PROBLEM REQUIREMENTS: Every line below must be reproduced exactly. Copy them all.

EXERCISE MATERIAL:
----------

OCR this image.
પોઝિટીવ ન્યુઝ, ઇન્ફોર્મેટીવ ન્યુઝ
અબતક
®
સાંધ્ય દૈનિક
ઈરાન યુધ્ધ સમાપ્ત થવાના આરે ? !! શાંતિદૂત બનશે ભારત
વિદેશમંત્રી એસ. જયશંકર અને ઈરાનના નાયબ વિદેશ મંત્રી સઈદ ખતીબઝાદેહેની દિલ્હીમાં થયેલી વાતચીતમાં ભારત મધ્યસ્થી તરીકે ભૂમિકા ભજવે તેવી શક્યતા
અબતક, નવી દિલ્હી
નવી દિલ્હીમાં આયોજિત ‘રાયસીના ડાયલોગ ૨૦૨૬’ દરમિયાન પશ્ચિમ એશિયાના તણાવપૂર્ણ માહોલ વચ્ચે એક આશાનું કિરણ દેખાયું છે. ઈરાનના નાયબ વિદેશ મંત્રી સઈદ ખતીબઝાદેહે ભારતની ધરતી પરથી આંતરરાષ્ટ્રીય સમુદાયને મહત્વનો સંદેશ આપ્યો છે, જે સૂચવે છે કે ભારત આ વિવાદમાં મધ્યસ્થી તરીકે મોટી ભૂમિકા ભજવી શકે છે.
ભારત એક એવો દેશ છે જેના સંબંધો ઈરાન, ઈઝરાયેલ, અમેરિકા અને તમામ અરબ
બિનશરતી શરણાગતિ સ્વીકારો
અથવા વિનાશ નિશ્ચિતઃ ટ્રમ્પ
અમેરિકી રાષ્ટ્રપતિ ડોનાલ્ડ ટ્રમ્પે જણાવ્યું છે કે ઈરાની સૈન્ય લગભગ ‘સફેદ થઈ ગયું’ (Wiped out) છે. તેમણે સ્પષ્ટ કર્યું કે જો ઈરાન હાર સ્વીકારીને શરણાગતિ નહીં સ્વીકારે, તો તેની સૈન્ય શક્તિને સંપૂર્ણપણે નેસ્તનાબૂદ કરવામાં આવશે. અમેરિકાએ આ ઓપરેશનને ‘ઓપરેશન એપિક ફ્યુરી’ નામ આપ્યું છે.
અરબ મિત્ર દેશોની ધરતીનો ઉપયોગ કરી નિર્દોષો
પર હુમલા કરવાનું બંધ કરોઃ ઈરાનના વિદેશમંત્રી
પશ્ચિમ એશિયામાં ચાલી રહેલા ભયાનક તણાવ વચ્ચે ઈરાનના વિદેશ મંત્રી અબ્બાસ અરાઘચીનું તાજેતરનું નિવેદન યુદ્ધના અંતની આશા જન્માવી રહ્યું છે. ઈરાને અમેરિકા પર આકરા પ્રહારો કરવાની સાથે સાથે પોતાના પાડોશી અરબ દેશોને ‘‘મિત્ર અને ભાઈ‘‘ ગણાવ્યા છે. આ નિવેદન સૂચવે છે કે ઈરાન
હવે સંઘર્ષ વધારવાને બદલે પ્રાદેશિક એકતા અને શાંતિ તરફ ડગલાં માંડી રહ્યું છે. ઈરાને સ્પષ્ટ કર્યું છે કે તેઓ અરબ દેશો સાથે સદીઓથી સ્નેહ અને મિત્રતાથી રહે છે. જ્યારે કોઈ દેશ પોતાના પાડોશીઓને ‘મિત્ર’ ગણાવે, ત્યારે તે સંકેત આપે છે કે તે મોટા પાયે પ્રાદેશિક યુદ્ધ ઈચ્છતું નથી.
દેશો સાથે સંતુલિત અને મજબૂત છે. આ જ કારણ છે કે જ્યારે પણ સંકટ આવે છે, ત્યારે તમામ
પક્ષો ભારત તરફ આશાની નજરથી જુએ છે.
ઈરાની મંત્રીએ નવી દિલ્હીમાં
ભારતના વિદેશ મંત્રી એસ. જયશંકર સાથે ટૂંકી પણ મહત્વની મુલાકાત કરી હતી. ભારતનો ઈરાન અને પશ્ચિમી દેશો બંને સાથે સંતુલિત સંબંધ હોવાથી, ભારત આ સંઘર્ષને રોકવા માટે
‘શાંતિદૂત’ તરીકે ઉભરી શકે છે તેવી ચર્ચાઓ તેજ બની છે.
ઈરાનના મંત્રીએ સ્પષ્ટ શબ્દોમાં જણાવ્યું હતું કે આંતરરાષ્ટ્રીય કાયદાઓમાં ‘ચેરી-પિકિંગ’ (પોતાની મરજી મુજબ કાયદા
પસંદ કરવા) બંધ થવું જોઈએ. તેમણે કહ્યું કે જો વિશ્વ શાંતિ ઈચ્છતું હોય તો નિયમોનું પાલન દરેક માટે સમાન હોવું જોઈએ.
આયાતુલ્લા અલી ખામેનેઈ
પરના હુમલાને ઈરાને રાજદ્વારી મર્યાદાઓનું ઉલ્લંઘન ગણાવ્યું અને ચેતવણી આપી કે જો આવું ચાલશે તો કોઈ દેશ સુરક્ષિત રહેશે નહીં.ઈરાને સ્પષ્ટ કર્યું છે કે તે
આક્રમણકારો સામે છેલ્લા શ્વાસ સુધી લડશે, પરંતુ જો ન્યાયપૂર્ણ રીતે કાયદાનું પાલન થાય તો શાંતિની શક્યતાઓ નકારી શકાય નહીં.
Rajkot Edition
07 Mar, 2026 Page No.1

----------

RESULT FOR THIS TASK:
OCR this image.
પોઝિટીવ ન્યુઝ, ઇન્ફોર્મેટીવ ન્યુઝ
અબતક
®
સાંધ્ય દૈનિક
ઈરાન યુધ્ધ સમાપ્ત થવાના આરે ? !! શાંતિદૂત બનશે ભારત
વિદેશમંત્રી એસ. જયશંકર અને ઈરાનના નાયબ વિદેશ મંત્રી સઈદ ખતીબઝાદેહેની દિલ્હીમાં થયેલી વાતચીતમાં ભારત મધ્યસ્થી તરીકે ભૂમિકા ભજવે તેવી શક્યતા
અબતક, નવી દિલ્હી
નવી દિલ્હીમાં આયોજિત ‘રાયસીના ડાયલોગ ૨૦૨૬’ દરમિયાન પશ્ચિમ એશિયાના તણાવપૂર્ણ માહોલ વચ્ચે એક આશાનું કિરણ દેખાયું છે. ઈરાનના નાયબ વિદેશ મંત્રી સઈદ ખતીબઝાદેહે ભારતની ધરતી પરથી આંતરરાષ્ટ્રીય સમુદાયને મહત્વનો સંદેશ આપ્યો છે, જે સૂચવે છે કે ભારત આ વિવાદમાં મધ્યસ્થી તરીકે મોટી ભૂમિકા ભજવી શકે છે.
ભારત એક એવો દેશ છે જેના સંબંધો ઈરાન, ઈઝરાયેલ, અમેરિકા અને તમામ અરબ
બિનશરતી શરણાગતિ સ્વીકારો
અથવા વિનાશ નિશ્ચિતઃ ટ્રમ્પ
અમેરિકી રાષ્ટ્રપતિ ડોનાલ્ડ ટ્રમ્પે જણાવ્યું છે કે ઈરાની સૈન્ય લગભગ ‘સફેદ થઈ ગયું’ (Wiped out) છે. તેમણે સ્પષ્ટ કર્યું કે જો ઈરાન હાર સ્વીકારીને શરણાગતિ નહીં સ્વીકારે, તો તેની સૈન્ય શક્તિને સંપૂર્ણપણે નેસ્તનાબૂદ કરવામાં આવશે. અમેરિકાએ આ ઓપરેશનને ‘ઓપરેશન એપિક ફ્યુરી’ નામ આપ્યું છે.
અરબ મિત્ર દેશોની ધરતીનો ઉપયોગ કરી નિર્દોષો
પર હુમલા કરવાનું બંધ કરોઃ ઈરાનના વિદેશમંત્રી
પશ્ચિમ એશિયામાં ચાલી રહેલા ભયાનક તણાવ વચ્ચે ઈરાનના વિદેશ મંત્રી અબ્બાસ અરાઘચીનું તાજેતરનું નિવેદન યુદ્ધના અંતની આશા જન્માવી રહ્યું છે. ઈરાને અમેરિકા પર આકરા પ્રહારો કરવાની સાથે સાથે પોતાના પાડોશી અરબ દેશોને ‘‘મિત્ર અને ભાઈ‘‘ ગણાવ્યા છે. આ નિવેદન સૂચવે છે કે ઈરાન
હવે સંઘર્ષ વધારવાને બદલે પ્રાદેશિક એકતા અને શાંતિ તરફ ડગલાં માંડી રહ્યું છે. ઈરાને સ્પષ્ટ કર્યું છે કે તેઓ અરબ દેશો સાથે સદીઓથી સ્નેહ અને મિત્રતાથી રહે છે. જ્યારે કોઈ દેશ પોતાના પાડોશીઓને ‘મિત્ર’ ગણાવે, ત્યારે તે સંકેત આપે છે કે તે મોટા પાયે પ્રાદેશિક યુદ્ધ ઈચ્છતું નથી.
દેશો સાથે સંતુલિત અને મજબૂત છે. આ જ કારણ છે કે જ્યારે પણ સંકટ આવે છે, ત્યારે તમામ
પક્ષો ભારત તરફ આશાની નજરથી જુએ છે.
ઈરાની મંત્રીએ નવી દિલ્હીમાં
ભારતના વિદેશ મંત્રી એસ. જયશંકર સાથે ટૂંકી પણ મહત્વની મુલાકાત કરી હતી. ભારતનો ઈરાન અને પશ્ચિમી દેશો બંને સાથે સંતુલિત સંબંધ હોવાથી, ભારત આ સંઘર્ષને રોકવા માટે
‘શાંતિદૂત’ તરીકે ઉભરી શકે છે તેવી ચર્ચાઓ તેજ બની છે.
ઈરાનના મંત્રીએ સ્પષ્ટ શબ્દોમાં જણાવ્યું હતું કે આંતરરાષ્ટ્રીય કાયદાઓમાં ‘ચેરી-પિકિંગ’ (પોતાની મરજી મુજબ કાયદા
પસંદ કરવા) બંધ થવું જોઈએ. તેમણે કહ્યું કે જો વિશ્વ શાંતિ ઈચ્છતું હોય તો નિયમોનું પાલન દરેક માટે સમાન હોવું જોઈએ.
આયાતુલ્લા અલી ખામેનેઈ
પરના હુમલાને ઈરાને રાજદ્વારી મર્યાદાઓનું ઉલ્લંઘન ગણાવ્યું અને ચેતવણી આપી કે જો આવું ચાલશે તો કોઈ દેશ સુરક્ષિત રહેશે નહીં.ઈરાને સ્પષ્ટ કર્યું છે કે તે
આક્રમણકારો સામે છેલ્લા શ્વાસ સુધી લડશે, પરંતુ જો ન્યાયપૂર્ણ રીતે કાયદાનું પાલન થાય તો શાંતિની શક્યતાઓ નકારી શકાય નહીં.
Rajkot Edition
07 Mar, 2026 Page No.1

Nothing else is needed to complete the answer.